- _Problem requirements_
Print the listing below exactly.

*****

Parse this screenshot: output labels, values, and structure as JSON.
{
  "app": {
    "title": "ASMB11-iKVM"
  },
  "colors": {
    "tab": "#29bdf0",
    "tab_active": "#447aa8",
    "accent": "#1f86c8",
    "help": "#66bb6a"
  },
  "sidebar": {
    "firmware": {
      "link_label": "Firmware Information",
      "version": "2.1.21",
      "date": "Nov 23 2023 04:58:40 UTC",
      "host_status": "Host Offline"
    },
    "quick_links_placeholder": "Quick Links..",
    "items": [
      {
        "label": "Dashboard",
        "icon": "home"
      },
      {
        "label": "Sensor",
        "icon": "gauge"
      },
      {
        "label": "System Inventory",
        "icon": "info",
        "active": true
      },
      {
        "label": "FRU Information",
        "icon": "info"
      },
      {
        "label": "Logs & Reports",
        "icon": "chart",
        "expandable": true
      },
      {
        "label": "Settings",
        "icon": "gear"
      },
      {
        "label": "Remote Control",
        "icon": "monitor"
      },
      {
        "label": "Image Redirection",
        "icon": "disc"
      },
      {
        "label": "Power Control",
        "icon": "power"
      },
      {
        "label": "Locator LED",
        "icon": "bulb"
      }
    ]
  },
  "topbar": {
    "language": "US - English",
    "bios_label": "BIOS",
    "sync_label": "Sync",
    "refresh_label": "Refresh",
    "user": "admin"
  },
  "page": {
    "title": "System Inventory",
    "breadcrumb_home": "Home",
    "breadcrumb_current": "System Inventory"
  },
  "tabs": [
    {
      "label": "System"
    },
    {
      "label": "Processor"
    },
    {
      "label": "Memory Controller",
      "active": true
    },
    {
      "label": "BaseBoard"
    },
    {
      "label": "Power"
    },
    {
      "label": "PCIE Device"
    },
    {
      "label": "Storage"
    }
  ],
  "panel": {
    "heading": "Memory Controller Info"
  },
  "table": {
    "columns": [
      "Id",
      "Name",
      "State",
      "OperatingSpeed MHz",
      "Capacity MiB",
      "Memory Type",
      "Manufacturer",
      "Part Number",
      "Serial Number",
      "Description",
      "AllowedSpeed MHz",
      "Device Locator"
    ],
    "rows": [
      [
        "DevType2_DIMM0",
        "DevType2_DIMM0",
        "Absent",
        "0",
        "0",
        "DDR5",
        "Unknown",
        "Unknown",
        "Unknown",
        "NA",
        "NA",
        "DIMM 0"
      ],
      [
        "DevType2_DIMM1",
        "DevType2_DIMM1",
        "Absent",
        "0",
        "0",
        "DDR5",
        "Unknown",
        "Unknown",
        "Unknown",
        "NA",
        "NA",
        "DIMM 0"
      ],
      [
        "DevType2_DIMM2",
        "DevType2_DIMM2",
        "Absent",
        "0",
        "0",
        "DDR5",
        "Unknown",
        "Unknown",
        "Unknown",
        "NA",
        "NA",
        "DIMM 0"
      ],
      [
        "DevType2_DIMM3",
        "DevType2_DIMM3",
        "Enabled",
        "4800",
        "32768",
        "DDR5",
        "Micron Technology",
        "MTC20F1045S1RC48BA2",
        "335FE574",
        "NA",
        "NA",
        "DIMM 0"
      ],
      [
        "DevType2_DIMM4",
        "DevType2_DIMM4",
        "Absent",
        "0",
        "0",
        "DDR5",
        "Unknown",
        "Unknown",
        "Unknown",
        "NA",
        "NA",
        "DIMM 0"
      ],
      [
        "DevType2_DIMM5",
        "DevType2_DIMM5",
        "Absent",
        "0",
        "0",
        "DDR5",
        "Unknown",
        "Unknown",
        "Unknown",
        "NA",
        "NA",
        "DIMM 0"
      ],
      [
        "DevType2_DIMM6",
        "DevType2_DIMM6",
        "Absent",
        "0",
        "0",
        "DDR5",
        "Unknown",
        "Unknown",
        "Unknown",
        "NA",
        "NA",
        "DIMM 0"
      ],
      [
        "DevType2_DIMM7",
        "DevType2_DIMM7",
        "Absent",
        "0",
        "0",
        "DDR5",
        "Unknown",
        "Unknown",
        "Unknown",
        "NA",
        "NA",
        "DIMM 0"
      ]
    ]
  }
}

*****

- _Correct answer_
Parse this screenshot: output labels, values, and structure as JSON.
{
  "app": {
    "title": "ASMB11-iKVM"
  },
  "colors": {
    "tab": "#29bdf0",
    "tab_active": "#447aa8",
    "accent": "#1f86c8",
    "help": "#66bb6a"
  },
  "sidebar": {
    "firmware": {
      "link_label": "Firmware Information",
      "version": "2.1.21",
      "date": "Nov 23 2023 04:58:40 UTC",
      "host_status": "Host Offline"
    },
    "quick_links_placeholder": "Quick Links..",
    "items": [
      {
        "label": "Dashboard",
        "icon": "home"
      },
      {
        "label": "Sensor",
        "icon": "gauge"
      },
      {
        "label": "System Inventory",
        "icon": "info",
        "active": true
      },
      {
        "label": "FRU Information",
        "icon": "info"
      },
      {
        "label": "Logs & Reports",
        "icon": "chart",
        "expandable": true
      },
      {
        "label": "Settings",
        "icon": "gear"
      },
      {
        "label": "Remote Control",
        "icon": "monitor"
      },
      {
        "label": "Image Redirection",
        "icon": "disc"
      },
      {
        "label": "Power Control",
        "icon": "power"
      },
      {
        "label": "Locator LED",
        "icon": "bulb"
      }
    ]
  },
  "topbar": {
    "language": "US - English",
    "bios_label": "BIOS",
    "sync_label": "Sync",
    "refresh_label": "Refresh",
    "user": "admin"
  },
  "page": {
    "title": "System Inventory",
    "breadcrumb_home": "Home",
    "breadcrumb_current": "System Inventory"
  },
  "tabs": [
    {
      "label": "System"
    },
    {
      "label": "Processor"
    },
    {
      "label": "Memory Controller",
      "active": true
    },
    {
      "label": "BaseBoard"
    },
    {
      "label": "Power"
    },
    {
      "label": "PCIE Device"
    },
    {
      "label": "Storage"
    }
  ],
  "panel": {
    "heading": "Memory Controller Info"
  },
  "table": {
    "columns": [
      "Id",
      "Name",
      "State",
      "OperatingSpeed MHz",
      "Capacity MiB",
      "Memory Type",
      "Manufacturer",
      "Part Number",
      "Serial Number",
      "Description",
      "AllowedSpeed MHz",
      "Device Locator"
    ],
    "rows": [
      [
        "DevType2_DIMM0",
        "DevType2_DIMM0",
        "Absent",
        "0",
        "0",
        "DDR5",
        "Unknown",
        "Unknown",
        "Unknown",
        "NA",
        "NA",
        "DIMM 0"
      ],
      [
        "DevType2_DIMM1",
        "DevType2_DIMM1",
        "Absent",
        "0",
        "0",
        "DDR5",
        "Unknown",
        "Unknown",
        "Unknown",
        "NA",
        "NA",
        "DIMM 0"
      ],
      [
        "DevType2_DIMM2",
        "DevType2_DIMM2",
        "Absent",
        "0",
        "0",
        "DDR5",
        "Unknown",
        "Unknown",
        "Unknown",
        "NA",
        "NA",
        "DIMM 0"
      ],
      [
        "DevType2_DIMM3",
        "DevType2_DIMM3",
        "Enabled",
        "4800",
        "32768",
        "DDR5",
        "Micron Technology",
        "MTC20F1045S1RC48BA2",
        "335FE574",
        "NA",
        "NA",
        "DIMM 0"
      ],
      [
        "DevType2_DIMM4",
        "DevType2_DIMM4",
        "Absent",
        "0",
        "0",
        "DDR5",
        "Unknown",
        "Unknown",
        "Unknown",
        "NA",
        "NA",
        "DIMM 0"
      ],
      [
        "DevType2_DIMM5",
        "DevType2_DIMM5",
        "Absent",
        "0",
        "0",
        "DDR5",
        "Unknown",
        "Unknown",
        "Unknown",
        "NA",
        "NA",
        "DIMM 0"
      ],
      [
        "DevType2_DIMM6",
        "DevType2_DIMM6",
        "Absent",
        "0",
        "0",
        "DDR5",
        "Unknown",
        "Unknown",
        "Unknown",
        "NA",
        "NA",
        "DIMM 0"
      ],
      [
        "DevType2_DIMM7",
        "DevType2_DIMM7",
        "Absent",
        "0",
        "0",
        "DDR5",
        "Unknown",
        "Unknown",
        "Unknown",
        "NA",
        "NA",
        "DIMM 0"
      ]
    ]
  }
}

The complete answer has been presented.